Copy down every line where the string "name" shows up.

• **Entries from a visual dataset**:
-- Begin --
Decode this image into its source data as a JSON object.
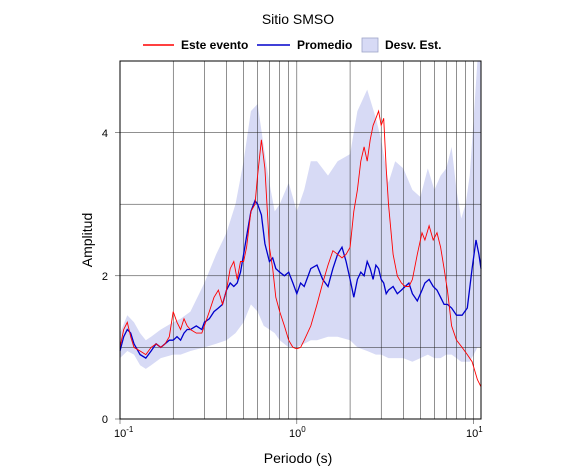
{
  "chart_data": {
    "type": "line",
    "title": "Sitio SMSO",
    "xlabel": "Periodo (s)",
    "ylabel": "Amplitud",
    "x_scale": "log",
    "xlim": [
      0.1,
      11
    ],
    "ylim": [
      0,
      5
    ],
    "x_ticks": [
      {
        "base": "10",
        "exp": "-1"
      },
      {
        "base": "10",
        "exp": "0"
      },
      {
        "base": "10",
        "exp": "1"
      }
    ],
    "y_ticks": [
      "0",
      "2",
      "4"
    ],
    "grid": true,
    "legend": {
      "placement": "top",
      "items": [
        {
          "label": "Este evento",
          "color": "#ff0000",
          "kind": "line"
        },
        {
          "label": "Promedio",
          "color": "#0000cc",
          "kind": "line"
        },
        {
          "label": "Desv. Est.",
          "color": "#d7daf5",
          "kind": "box"
        }
      ]
    },
    "series": [
      {
        "name": "Este evento",
        "color": "#ff0000",
        "points": [
          [
            0.1,
            1.0
          ],
          [
            0.105,
            1.25
          ],
          [
            0.11,
            1.35
          ],
          [
            0.115,
            1.15
          ],
          [
            0.12,
            1.0
          ],
          [
            0.13,
            0.95
          ],
          [
            0.14,
            0.9
          ],
          [
            0.15,
            1.0
          ],
          [
            0.16,
            1.05
          ],
          [
            0.17,
            1.0
          ],
          [
            0.18,
            1.05
          ],
          [
            0.19,
            1.15
          ],
          [
            0.2,
            1.5
          ],
          [
            0.21,
            1.35
          ],
          [
            0.22,
            1.25
          ],
          [
            0.23,
            1.4
          ],
          [
            0.24,
            1.3
          ],
          [
            0.25,
            1.25
          ],
          [
            0.27,
            1.2
          ],
          [
            0.29,
            1.2
          ],
          [
            0.3,
            1.3
          ],
          [
            0.32,
            1.5
          ],
          [
            0.34,
            1.7
          ],
          [
            0.36,
            1.8
          ],
          [
            0.38,
            1.6
          ],
          [
            0.4,
            1.8
          ],
          [
            0.42,
            2.1
          ],
          [
            0.44,
            2.2
          ],
          [
            0.46,
            1.95
          ],
          [
            0.48,
            2.2
          ],
          [
            0.5,
            2.2
          ],
          [
            0.52,
            2.4
          ],
          [
            0.55,
            2.9
          ],
          [
            0.58,
            3.0
          ],
          [
            0.6,
            3.4
          ],
          [
            0.63,
            3.9
          ],
          [
            0.66,
            3.5
          ],
          [
            0.7,
            2.4
          ],
          [
            0.73,
            2.1
          ],
          [
            0.76,
            1.7
          ],
          [
            0.8,
            1.5
          ],
          [
            0.85,
            1.3
          ],
          [
            0.9,
            1.1
          ],
          [
            0.95,
            1.0
          ],
          [
            1.0,
            0.98
          ],
          [
            1.05,
            1.0
          ],
          [
            1.1,
            1.1
          ],
          [
            1.2,
            1.3
          ],
          [
            1.3,
            1.6
          ],
          [
            1.4,
            1.9
          ],
          [
            1.5,
            2.15
          ],
          [
            1.6,
            2.35
          ],
          [
            1.7,
            2.3
          ],
          [
            1.8,
            2.25
          ],
          [
            1.9,
            2.3
          ],
          [
            2.0,
            2.4
          ],
          [
            2.1,
            2.9
          ],
          [
            2.2,
            3.2
          ],
          [
            2.3,
            3.6
          ],
          [
            2.4,
            3.8
          ],
          [
            2.5,
            3.6
          ],
          [
            2.6,
            3.9
          ],
          [
            2.7,
            4.1
          ],
          [
            2.8,
            4.2
          ],
          [
            2.9,
            4.3
          ],
          [
            3.0,
            4.1
          ],
          [
            3.1,
            4.2
          ],
          [
            3.2,
            3.5
          ],
          [
            3.3,
            3.0
          ],
          [
            3.5,
            2.3
          ],
          [
            3.7,
            2.0
          ],
          [
            3.9,
            1.9
          ],
          [
            4.1,
            1.85
          ],
          [
            4.3,
            1.85
          ],
          [
            4.5,
            1.95
          ],
          [
            4.8,
            2.3
          ],
          [
            5.1,
            2.6
          ],
          [
            5.3,
            2.5
          ],
          [
            5.6,
            2.7
          ],
          [
            5.9,
            2.5
          ],
          [
            6.2,
            2.6
          ],
          [
            6.5,
            2.4
          ],
          [
            6.8,
            2.1
          ],
          [
            7.1,
            1.8
          ],
          [
            7.5,
            1.3
          ],
          [
            8.0,
            1.1
          ],
          [
            8.6,
            1.0
          ],
          [
            9.2,
            0.9
          ],
          [
            9.8,
            0.8
          ],
          [
            10.5,
            0.55
          ],
          [
            11,
            0.45
          ]
        ]
      },
      {
        "name": "Promedio",
        "color": "#0000cc",
        "points": [
          [
            0.1,
            0.95
          ],
          [
            0.105,
            1.15
          ],
          [
            0.11,
            1.25
          ],
          [
            0.115,
            1.2
          ],
          [
            0.12,
            1.05
          ],
          [
            0.13,
            0.9
          ],
          [
            0.14,
            0.85
          ],
          [
            0.15,
            0.95
          ],
          [
            0.16,
            1.05
          ],
          [
            0.17,
            1.0
          ],
          [
            0.18,
            1.05
          ],
          [
            0.19,
            1.1
          ],
          [
            0.2,
            1.1
          ],
          [
            0.21,
            1.15
          ],
          [
            0.22,
            1.1
          ],
          [
            0.23,
            1.2
          ],
          [
            0.24,
            1.25
          ],
          [
            0.25,
            1.25
          ],
          [
            0.27,
            1.3
          ],
          [
            0.29,
            1.25
          ],
          [
            0.3,
            1.35
          ],
          [
            0.32,
            1.4
          ],
          [
            0.34,
            1.5
          ],
          [
            0.36,
            1.55
          ],
          [
            0.38,
            1.6
          ],
          [
            0.4,
            1.8
          ],
          [
            0.42,
            1.9
          ],
          [
            0.44,
            1.85
          ],
          [
            0.46,
            1.9
          ],
          [
            0.48,
            2.05
          ],
          [
            0.5,
            2.3
          ],
          [
            0.52,
            2.55
          ],
          [
            0.55,
            2.9
          ],
          [
            0.58,
            3.05
          ],
          [
            0.6,
            3.0
          ],
          [
            0.63,
            2.85
          ],
          [
            0.66,
            2.45
          ],
          [
            0.7,
            2.2
          ],
          [
            0.73,
            2.25
          ],
          [
            0.76,
            2.1
          ],
          [
            0.8,
            2.05
          ],
          [
            0.85,
            2.0
          ],
          [
            0.9,
            2.05
          ],
          [
            0.95,
            1.9
          ],
          [
            1.0,
            1.75
          ],
          [
            1.05,
            1.9
          ],
          [
            1.1,
            1.85
          ],
          [
            1.2,
            2.1
          ],
          [
            1.3,
            2.15
          ],
          [
            1.4,
            1.95
          ],
          [
            1.5,
            1.85
          ],
          [
            1.6,
            2.1
          ],
          [
            1.7,
            2.3
          ],
          [
            1.8,
            2.4
          ],
          [
            1.9,
            2.2
          ],
          [
            2.0,
            1.95
          ],
          [
            2.1,
            1.7
          ],
          [
            2.2,
            1.95
          ],
          [
            2.3,
            2.05
          ],
          [
            2.4,
            2.0
          ],
          [
            2.5,
            2.2
          ],
          [
            2.6,
            2.1
          ],
          [
            2.7,
            1.95
          ],
          [
            2.8,
            2.15
          ],
          [
            2.9,
            2.1
          ],
          [
            3.0,
            1.95
          ],
          [
            3.1,
            1.9
          ],
          [
            3.2,
            1.75
          ],
          [
            3.3,
            1.8
          ],
          [
            3.5,
            1.85
          ],
          [
            3.7,
            1.75
          ],
          [
            3.9,
            1.8
          ],
          [
            4.1,
            1.85
          ],
          [
            4.3,
            1.9
          ],
          [
            4.5,
            1.75
          ],
          [
            4.8,
            1.65
          ],
          [
            5.1,
            1.8
          ],
          [
            5.3,
            1.9
          ],
          [
            5.6,
            1.95
          ],
          [
            5.9,
            1.85
          ],
          [
            6.2,
            1.8
          ],
          [
            6.5,
            1.7
          ],
          [
            6.8,
            1.6
          ],
          [
            7.1,
            1.6
          ],
          [
            7.5,
            1.55
          ],
          [
            8.0,
            1.45
          ],
          [
            8.6,
            1.45
          ],
          [
            9.2,
            1.55
          ],
          [
            9.8,
            2.1
          ],
          [
            10.3,
            2.5
          ],
          [
            10.7,
            2.3
          ],
          [
            11,
            2.1
          ]
        ]
      },
      {
        "name": "Desv. Est.",
        "color": "#d7daf5",
        "type": "band",
        "x": [
          0.1,
          0.11,
          0.12,
          0.13,
          0.14,
          0.15,
          0.17,
          0.2,
          0.22,
          0.25,
          0.3,
          0.35,
          0.4,
          0.45,
          0.5,
          0.55,
          0.6,
          0.65,
          0.7,
          0.75,
          0.8,
          0.9,
          1.0,
          1.1,
          1.2,
          1.3,
          1.5,
          1.7,
          2.0,
          2.2,
          2.5,
          2.8,
          3.0,
          3.3,
          3.6,
          4.0,
          4.5,
          5.0,
          5.5,
          6.0,
          6.5,
          7.0,
          7.5,
          8.0,
          8.5,
          9.0,
          9.5,
          10.0,
          10.5,
          11
        ],
        "lower": [
          0.85,
          0.95,
          0.9,
          0.75,
          0.7,
          0.75,
          0.85,
          0.9,
          0.9,
          0.95,
          1.0,
          1.05,
          1.1,
          1.2,
          1.35,
          1.6,
          1.5,
          1.3,
          1.25,
          1.2,
          1.1,
          1.0,
          1.0,
          1.05,
          1.1,
          1.1,
          1.15,
          1.15,
          1.1,
          1.0,
          0.95,
          0.9,
          0.9,
          0.85,
          0.85,
          0.85,
          0.8,
          0.85,
          0.9,
          0.85,
          0.85,
          0.9,
          0.9,
          0.85,
          0.8,
          0.8,
          0.8,
          0.9,
          1.0,
          1.0
        ],
        "upper": [
          1.2,
          1.45,
          1.35,
          1.2,
          1.1,
          1.15,
          1.25,
          1.35,
          1.4,
          1.5,
          1.9,
          2.3,
          2.6,
          3.0,
          3.6,
          4.3,
          4.4,
          3.8,
          3.3,
          2.9,
          3.0,
          3.3,
          2.9,
          3.2,
          3.6,
          3.6,
          3.4,
          3.6,
          3.7,
          4.3,
          4.6,
          4.2,
          3.9,
          3.3,
          3.6,
          3.5,
          3.2,
          3.1,
          3.5,
          3.2,
          3.4,
          3.5,
          3.8,
          3.2,
          2.8,
          3.0,
          3.4,
          4.2,
          5.0,
          5.0
        ]
      }
    ]
  }
}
-- End --
• **The output**:
        "name": "Este evento",
        "name": "Promedio",
        "name": "Desv. Est.",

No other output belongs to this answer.